» **What you should do**
Each line of the material below that holds the word "Front" needs to be copied.

» **Input**
----

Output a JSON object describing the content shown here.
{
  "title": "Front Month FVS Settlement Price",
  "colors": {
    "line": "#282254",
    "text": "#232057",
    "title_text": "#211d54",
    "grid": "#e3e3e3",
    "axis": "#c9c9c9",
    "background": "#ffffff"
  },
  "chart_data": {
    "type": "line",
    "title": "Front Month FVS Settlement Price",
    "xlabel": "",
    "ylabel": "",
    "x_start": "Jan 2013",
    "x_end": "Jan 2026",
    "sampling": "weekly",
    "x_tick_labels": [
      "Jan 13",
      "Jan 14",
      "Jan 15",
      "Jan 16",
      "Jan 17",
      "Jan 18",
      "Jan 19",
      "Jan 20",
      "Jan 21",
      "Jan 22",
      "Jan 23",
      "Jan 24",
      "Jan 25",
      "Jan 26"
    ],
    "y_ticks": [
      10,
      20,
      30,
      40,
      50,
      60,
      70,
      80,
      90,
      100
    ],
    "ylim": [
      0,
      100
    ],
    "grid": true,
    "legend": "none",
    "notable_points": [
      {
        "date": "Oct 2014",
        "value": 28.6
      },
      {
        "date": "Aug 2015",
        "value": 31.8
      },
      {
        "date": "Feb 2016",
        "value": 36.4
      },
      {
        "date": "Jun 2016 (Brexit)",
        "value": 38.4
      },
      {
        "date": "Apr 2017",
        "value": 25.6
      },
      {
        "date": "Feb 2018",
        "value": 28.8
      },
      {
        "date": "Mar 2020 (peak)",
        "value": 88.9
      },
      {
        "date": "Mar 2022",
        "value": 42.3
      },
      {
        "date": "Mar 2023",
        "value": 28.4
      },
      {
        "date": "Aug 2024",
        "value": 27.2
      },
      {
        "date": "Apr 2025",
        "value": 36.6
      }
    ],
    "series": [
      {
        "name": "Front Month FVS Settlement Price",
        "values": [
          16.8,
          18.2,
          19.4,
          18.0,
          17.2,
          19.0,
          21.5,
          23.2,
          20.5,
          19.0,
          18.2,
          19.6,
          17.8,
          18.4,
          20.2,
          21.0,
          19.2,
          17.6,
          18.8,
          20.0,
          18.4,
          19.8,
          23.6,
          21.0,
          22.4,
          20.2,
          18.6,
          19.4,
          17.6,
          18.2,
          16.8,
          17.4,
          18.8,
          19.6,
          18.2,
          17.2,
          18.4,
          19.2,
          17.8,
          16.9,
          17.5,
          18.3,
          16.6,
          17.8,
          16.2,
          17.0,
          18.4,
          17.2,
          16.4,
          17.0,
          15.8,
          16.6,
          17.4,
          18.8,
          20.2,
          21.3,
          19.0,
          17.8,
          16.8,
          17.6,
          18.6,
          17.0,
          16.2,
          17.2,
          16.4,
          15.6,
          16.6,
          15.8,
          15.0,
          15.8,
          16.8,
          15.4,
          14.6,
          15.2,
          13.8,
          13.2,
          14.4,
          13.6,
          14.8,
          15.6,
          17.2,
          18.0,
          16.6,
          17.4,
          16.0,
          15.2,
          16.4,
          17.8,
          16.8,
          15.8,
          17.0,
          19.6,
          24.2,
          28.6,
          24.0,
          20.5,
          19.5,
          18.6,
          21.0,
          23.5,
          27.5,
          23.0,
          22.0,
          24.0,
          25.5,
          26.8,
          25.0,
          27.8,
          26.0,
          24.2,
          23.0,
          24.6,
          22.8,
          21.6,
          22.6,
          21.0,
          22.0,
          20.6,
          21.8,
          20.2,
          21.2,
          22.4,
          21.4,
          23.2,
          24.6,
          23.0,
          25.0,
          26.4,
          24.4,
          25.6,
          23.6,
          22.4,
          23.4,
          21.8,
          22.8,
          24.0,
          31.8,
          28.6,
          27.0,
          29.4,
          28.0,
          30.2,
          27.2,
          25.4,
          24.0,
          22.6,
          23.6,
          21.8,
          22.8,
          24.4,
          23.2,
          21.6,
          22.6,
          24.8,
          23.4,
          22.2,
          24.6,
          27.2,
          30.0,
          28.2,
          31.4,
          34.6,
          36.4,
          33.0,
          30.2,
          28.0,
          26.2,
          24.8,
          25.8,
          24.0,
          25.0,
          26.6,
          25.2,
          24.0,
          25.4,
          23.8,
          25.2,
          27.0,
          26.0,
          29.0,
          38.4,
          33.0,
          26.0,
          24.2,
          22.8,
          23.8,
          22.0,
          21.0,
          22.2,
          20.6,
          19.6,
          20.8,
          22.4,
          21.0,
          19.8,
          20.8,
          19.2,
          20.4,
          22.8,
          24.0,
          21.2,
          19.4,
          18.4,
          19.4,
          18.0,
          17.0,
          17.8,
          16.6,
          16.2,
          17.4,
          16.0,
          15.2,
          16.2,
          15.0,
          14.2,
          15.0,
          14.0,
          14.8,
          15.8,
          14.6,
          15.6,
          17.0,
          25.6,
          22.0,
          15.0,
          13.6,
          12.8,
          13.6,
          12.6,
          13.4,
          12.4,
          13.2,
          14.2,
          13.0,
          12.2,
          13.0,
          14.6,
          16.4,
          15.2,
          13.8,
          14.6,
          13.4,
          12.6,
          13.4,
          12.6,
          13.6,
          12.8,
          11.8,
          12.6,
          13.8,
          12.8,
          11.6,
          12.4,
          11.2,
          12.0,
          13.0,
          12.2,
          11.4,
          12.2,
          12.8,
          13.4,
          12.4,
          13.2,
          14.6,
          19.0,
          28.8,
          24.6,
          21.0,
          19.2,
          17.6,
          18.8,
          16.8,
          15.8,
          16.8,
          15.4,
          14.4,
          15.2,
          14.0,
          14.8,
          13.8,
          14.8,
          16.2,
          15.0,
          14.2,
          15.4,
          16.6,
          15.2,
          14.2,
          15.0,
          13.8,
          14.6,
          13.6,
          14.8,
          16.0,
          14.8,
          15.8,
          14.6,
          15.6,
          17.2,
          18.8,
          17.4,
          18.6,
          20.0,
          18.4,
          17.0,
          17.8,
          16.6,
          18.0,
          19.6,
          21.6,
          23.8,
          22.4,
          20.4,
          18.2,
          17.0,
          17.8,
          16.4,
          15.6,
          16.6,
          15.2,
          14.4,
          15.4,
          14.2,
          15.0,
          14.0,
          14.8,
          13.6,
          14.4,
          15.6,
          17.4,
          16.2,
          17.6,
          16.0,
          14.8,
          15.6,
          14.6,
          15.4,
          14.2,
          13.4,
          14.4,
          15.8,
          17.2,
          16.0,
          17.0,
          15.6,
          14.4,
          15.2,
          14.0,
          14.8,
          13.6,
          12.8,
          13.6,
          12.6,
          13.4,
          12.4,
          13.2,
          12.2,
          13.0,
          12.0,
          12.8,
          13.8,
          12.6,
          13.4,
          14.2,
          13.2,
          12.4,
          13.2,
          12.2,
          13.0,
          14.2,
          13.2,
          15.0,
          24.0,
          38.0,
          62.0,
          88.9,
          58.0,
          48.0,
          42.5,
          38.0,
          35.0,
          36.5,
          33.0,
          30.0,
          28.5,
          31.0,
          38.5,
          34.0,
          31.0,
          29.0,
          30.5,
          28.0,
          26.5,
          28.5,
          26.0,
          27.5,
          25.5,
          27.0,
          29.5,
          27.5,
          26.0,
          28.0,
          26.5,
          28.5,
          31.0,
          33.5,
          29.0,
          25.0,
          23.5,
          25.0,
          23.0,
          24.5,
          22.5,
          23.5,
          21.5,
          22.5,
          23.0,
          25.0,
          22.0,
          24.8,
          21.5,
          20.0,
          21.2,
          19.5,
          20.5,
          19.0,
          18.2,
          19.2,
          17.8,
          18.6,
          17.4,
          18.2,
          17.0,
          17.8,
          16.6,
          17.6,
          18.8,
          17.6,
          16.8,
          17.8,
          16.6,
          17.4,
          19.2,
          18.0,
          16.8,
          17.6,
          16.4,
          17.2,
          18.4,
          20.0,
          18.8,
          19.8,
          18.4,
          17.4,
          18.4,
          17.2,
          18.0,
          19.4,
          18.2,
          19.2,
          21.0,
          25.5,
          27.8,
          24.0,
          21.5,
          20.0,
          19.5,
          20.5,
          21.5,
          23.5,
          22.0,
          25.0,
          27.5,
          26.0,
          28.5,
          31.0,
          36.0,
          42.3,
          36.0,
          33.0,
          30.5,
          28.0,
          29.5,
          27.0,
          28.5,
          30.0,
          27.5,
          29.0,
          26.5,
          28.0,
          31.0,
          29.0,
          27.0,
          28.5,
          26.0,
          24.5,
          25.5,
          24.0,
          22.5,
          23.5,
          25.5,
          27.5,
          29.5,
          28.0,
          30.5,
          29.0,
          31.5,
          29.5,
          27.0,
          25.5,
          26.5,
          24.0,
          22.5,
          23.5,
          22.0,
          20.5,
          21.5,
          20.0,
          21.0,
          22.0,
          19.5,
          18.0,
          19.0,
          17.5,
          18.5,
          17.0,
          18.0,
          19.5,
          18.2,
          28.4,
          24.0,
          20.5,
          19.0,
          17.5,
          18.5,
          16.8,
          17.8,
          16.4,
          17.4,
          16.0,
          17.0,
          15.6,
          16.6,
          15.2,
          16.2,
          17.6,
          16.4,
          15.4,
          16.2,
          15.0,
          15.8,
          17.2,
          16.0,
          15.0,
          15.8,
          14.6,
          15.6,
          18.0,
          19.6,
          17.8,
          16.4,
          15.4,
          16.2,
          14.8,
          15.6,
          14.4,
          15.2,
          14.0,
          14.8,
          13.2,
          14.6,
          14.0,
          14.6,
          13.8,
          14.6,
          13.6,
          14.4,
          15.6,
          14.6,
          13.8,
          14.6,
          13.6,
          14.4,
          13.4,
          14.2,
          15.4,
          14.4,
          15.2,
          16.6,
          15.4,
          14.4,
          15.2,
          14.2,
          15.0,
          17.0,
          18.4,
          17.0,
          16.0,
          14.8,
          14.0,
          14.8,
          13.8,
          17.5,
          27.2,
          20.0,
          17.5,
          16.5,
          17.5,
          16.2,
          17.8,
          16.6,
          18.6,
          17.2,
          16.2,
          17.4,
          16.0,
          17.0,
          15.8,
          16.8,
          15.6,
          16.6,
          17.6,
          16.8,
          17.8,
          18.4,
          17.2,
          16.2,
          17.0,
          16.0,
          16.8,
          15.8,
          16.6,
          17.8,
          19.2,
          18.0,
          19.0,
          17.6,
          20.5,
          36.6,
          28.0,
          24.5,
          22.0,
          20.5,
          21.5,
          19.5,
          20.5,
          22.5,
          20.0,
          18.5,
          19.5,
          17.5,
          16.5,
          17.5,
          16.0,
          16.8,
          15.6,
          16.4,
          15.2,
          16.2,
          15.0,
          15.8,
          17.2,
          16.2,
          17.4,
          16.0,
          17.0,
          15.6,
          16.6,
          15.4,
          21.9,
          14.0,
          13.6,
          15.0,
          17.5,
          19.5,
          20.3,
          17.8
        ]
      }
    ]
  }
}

----

» **Result of the task**
  "title": "Front Month FVS Settlement Price",
    "title": "Front Month FVS Settlement Price",
        "name": "Front Month FVS Settlement Price",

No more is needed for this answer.